EXTRACTED ENTRIES
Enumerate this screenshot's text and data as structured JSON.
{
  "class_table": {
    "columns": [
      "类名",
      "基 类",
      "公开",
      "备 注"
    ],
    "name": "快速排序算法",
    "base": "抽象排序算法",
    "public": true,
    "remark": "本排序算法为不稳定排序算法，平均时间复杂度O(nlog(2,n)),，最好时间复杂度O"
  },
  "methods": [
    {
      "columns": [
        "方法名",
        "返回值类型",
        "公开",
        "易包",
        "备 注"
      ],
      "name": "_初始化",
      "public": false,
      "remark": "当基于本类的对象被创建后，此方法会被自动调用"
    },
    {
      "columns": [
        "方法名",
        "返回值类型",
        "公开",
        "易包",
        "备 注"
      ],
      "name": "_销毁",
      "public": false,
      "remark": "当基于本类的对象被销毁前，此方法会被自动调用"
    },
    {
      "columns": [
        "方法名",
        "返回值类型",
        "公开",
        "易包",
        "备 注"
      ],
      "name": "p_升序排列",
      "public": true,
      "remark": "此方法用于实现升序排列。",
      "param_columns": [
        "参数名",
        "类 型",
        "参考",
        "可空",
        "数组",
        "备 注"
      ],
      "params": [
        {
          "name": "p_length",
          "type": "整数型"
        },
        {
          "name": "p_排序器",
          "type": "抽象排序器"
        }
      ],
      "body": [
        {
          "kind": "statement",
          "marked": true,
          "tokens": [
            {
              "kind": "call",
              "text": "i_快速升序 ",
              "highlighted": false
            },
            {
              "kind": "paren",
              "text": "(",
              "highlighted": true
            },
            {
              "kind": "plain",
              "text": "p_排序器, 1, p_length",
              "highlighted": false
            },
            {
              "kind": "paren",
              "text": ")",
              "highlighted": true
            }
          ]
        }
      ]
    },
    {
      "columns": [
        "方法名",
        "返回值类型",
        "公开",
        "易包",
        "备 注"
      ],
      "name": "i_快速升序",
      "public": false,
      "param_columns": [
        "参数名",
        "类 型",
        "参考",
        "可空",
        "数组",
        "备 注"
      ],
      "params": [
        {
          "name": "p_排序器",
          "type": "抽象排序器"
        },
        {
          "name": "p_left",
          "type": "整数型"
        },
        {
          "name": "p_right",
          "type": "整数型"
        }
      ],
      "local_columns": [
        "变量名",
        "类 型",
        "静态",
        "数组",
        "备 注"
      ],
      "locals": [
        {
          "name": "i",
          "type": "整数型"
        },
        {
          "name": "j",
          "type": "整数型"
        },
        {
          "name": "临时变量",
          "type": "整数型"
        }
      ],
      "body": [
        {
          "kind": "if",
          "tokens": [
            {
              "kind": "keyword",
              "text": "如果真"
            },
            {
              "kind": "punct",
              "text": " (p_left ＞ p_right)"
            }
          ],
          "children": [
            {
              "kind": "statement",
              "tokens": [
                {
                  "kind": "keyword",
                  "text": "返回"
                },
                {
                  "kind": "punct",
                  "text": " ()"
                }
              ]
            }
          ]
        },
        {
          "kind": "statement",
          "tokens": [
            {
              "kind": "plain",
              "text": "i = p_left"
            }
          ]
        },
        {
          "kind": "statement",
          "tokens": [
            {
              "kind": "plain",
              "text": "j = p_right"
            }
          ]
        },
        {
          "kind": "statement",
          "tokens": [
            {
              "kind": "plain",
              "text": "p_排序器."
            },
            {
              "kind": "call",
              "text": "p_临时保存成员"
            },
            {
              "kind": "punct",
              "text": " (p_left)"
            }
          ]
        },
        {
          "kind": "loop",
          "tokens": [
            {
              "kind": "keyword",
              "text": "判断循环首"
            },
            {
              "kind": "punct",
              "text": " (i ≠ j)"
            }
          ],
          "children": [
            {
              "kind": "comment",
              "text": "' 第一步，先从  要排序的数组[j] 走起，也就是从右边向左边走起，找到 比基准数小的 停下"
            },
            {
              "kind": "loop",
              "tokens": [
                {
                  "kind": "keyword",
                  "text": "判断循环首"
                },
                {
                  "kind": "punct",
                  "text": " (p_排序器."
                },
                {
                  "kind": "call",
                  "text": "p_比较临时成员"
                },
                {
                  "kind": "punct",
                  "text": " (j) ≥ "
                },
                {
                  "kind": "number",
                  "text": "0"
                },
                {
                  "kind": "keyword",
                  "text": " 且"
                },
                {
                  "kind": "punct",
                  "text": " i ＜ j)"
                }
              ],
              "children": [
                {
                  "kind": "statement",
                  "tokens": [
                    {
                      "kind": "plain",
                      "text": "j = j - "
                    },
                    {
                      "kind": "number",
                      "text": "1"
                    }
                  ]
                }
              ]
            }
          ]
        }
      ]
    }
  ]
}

WHAT IS ASKED
Reproduce the records above exactly as they appear.

RESPONSE
Enumerate this screenshot's text and data as structured JSON.
{
  "class_table": {
    "columns": [
      "类名",
      "基 类",
      "公开",
      "备 注"
    ],
    "name": "快速排序算法",
    "base": "抽象排序算法",
    "public": true,
    "remark": "本排序算法为不稳定排序算法，平均时间复杂度O(nlog(2,n)),，最好时间复杂度O"
  },
  "methods": [
    {
      "columns": [
        "方法名",
        "返回值类型",
        "公开",
        "易包",
        "备 注"
      ],
      "name": "_初始化",
      "public": false,
      "remark": "当基于本类的对象被创建后，此方法会被自动调用"
    },
    {
      "columns": [
        "方法名",
        "返回值类型",
        "公开",
        "易包",
        "备 注"
      ],
      "name": "_销毁",
      "public": false,
      "remark": "当基于本类的对象被销毁前，此方法会被自动调用"
    },
    {
      "columns": [
        "方法名",
        "返回值类型",
        "公开",
        "易包",
        "备 注"
      ],
      "name": "p_升序排列",
      "public": true,
      "remark": "此方法用于实现升序排列。",
      "param_columns": [
        "参数名",
        "类 型",
        "参考",
        "可空",
        "数组",
        "备 注"
      ],
      "params": [
        {
          "name": "p_length",
          "type": "整数型"
        },
        {
          "name": "p_排序器",
          "type": "抽象排序器"
        }
      ],
      "body": [
        {
          "kind": "statement",
          "marked": true,
          "tokens": [
            {
              "kind": "call",
              "text": "i_快速升序 ",
              "highlighted": false
            },
            {
              "kind": "paren",
              "text": "(",
              "highlighted": true
            },
            {
              "kind": "plain",
              "text": "p_排序器, 1, p_length",
              "highlighted": false
            },
            {
              "kind": "paren",
              "text": ")",
              "highlighted": true
            }
          ]
        }
      ]
    },
    {
      "columns": [
        "方法名",
        "返回值类型",
        "公开",
        "易包",
        "备 注"
      ],
      "name": "i_快速升序",
      "public": false,
      "param_columns": [
        "参数名",
        "类 型",
        "参考",
        "可空",
        "数组",
        "备 注"
      ],
      "params": [
        {
          "name": "p_排序器",
          "type": "抽象排序器"
        },
        {
          "name": "p_left",
          "type": "整数型"
        },
        {
          "name": "p_right",
          "type": "整数型"
        }
      ],
      "local_columns": [
        "变量名",
        "类 型",
        "静态",
        "数组",
        "备 注"
      ],
      "locals": [
        {
          "name": "i",
          "type": "整数型"
        },
        {
          "name": "j",
          "type": "整数型"
        },
        {
          "name": "临时变量",
          "type": "整数型"
        }
      ],
      "body": [
        {
          "kind": "if",
          "tokens": [
            {
              "kind": "keyword",
              "text": "如果真"
            },
            {
              "kind": "punct",
              "text": " (p_left ＞ p_right)"
            }
          ],
          "children": [
            {
              "kind": "statement",
              "tokens": [
                {
                  "kind": "keyword",
                  "text": "返回"
                },
                {
                  "kind": "punct",
                  "text": " ()"
                }
              ]
            }
          ]
        },
        {
          "kind": "statement",
          "tokens": [
            {
              "kind": "plain",
              "text": "i = p_left"
            }
          ]
        },
        {
          "kind": "statement",
          "tokens": [
            {
              "kind": "plain",
              "text": "j = p_right"
            }
          ]
        },
        {
          "kind": "statement",
          "tokens": [
            {
              "kind": "plain",
              "text": "p_排序器."
            },
            {
              "kind": "call",
              "text": "p_临时保存成员"
            },
            {
              "kind": "punct",
              "text": " (p_left)"
            }
          ]
        },
        {
          "kind": "loop",
          "tokens": [
            {
              "kind": "keyword",
              "text": "判断循环首"
            },
            {
              "kind": "punct",
              "text": " (i ≠ j)"
            }
          ],
          "children": [
            {
              "kind": "comment",
              "text": "' 第一步，先从  要排序的数组[j] 走起，也就是从右边向左边走起，找到 比基准数小的 停下"
            },
            {
              "kind": "loop",
              "tokens": [
                {
                  "kind": "keyword",
                  "text": "判断循环首"
                },
                {
                  "kind": "punct",
                  "text": " (p_排序器."
                },
                {
                  "kind": "call",
                  "text": "p_比较临时成员"
                },
                {
                  "kind": "punct",
                  "text": " (j) ≥ "
                },
                {
                  "kind": "number",
                  "text": "0"
                },
                {
                  "kind": "keyword",
                  "text": " 且"
                },
                {
                  "kind": "punct",
                  "text": " i ＜ j)"
                }
              ],
              "children": [
                {
                  "kind": "statement",
                  "tokens": [
                    {
                      "kind": "plain",
                      "text": "j = j - "
                    },
                    {
                      "kind": "number",
                      "text": "1"
                    }
                  ]
                }
              ]
            }
          ]
        }
      ]
    }
  ]
}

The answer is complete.